** Start of RECORDS FOR THIS TASK **

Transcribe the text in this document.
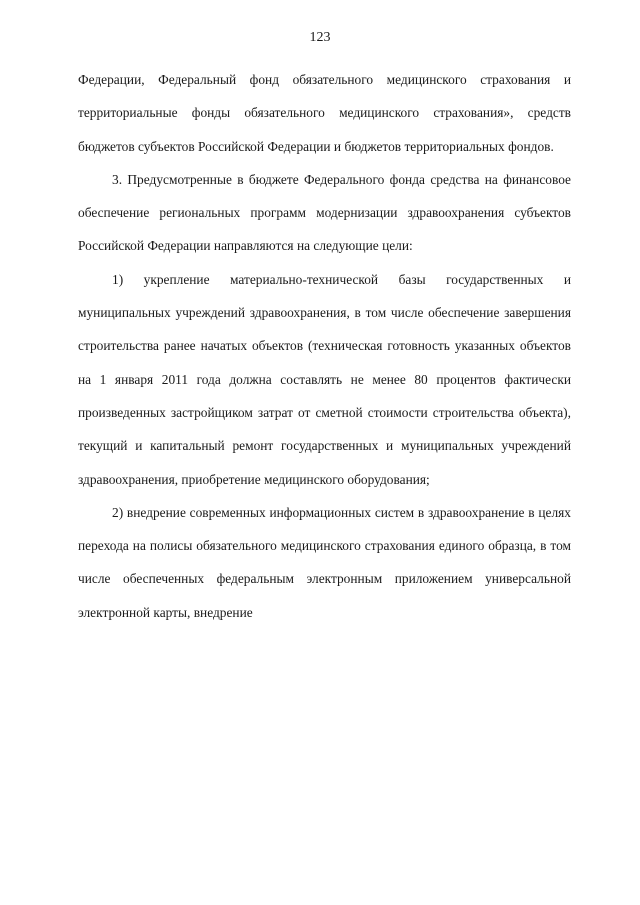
123

Федерации, Федеральный фонд обязательного медицинского страхования и территориальные фонды обязательного медицинского страхования», средств бюджетов субъектов Российской Федерации и бюджетов территориальных фондов.

3. Предусмотренные в бюджете Федерального фонда средства на финансовое обеспечение региональных программ модернизации здравоохранения субъектов Российской Федерации направляются на следующие цели:

1) укрепление материально-технической базы государственных и муниципальных учреждений здравоохранения, в том числе обеспечение завершения строительства ранее начатых объектов (техническая готовность указанных объектов на 1 января 2011 года должна составлять не менее 80 процентов фактически произведенных застройщиком затрат от сметной стоимости строительства объекта), текущий и капитальный ремонт государственных и муниципальных учреждений здравоохранения, приобретение медицинского оборудования;

2) внедрение современных информационных систем в здравоохранение в целях перехода на полисы обязательного медицинского страхования единого образца, в том числе обеспеченных федеральным электронным приложением универсальной электронной карты, внедрение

** End of RECORDS FOR THIS TASK **

▶ DIRECTIVE
Transcribe every record above exactly as written, leaving out any pictures.

▶ RESULT OF THIS TASK
Transcribe the text in this document.
123

Федерации, Федеральный фонд обязательного медицинского страхования и территориальные фонды обязательного медицинского страхования», средств бюджетов субъектов Российской Федерации и бюджетов территориальных фондов.

3. Предусмотренные в бюджете Федерального фонда средства на финансовое обеспечение региональных программ модернизации здравоохранения субъектов Российской Федерации направляются на следующие цели:

1) укрепление материально-технической базы государственных и муниципальных учреждений здравоохранения, в том числе обеспечение завершения строительства ранее начатых объектов (техническая готовность указанных объектов на 1 января 2011 года должна составлять не менее 80 процентов фактически произведенных застройщиком затрат от сметной стоимости строительства объекта), текущий и капитальный ремонт государственных и муниципальных учреждений здравоохранения, приобретение медицинского оборудования;

2) внедрение современных информационных систем в здравоохранение в целях перехода на полисы обязательного медицинского страхования единого образца, в том числе обеспеченных федеральным электронным приложением универсальной электронной карты, внедрение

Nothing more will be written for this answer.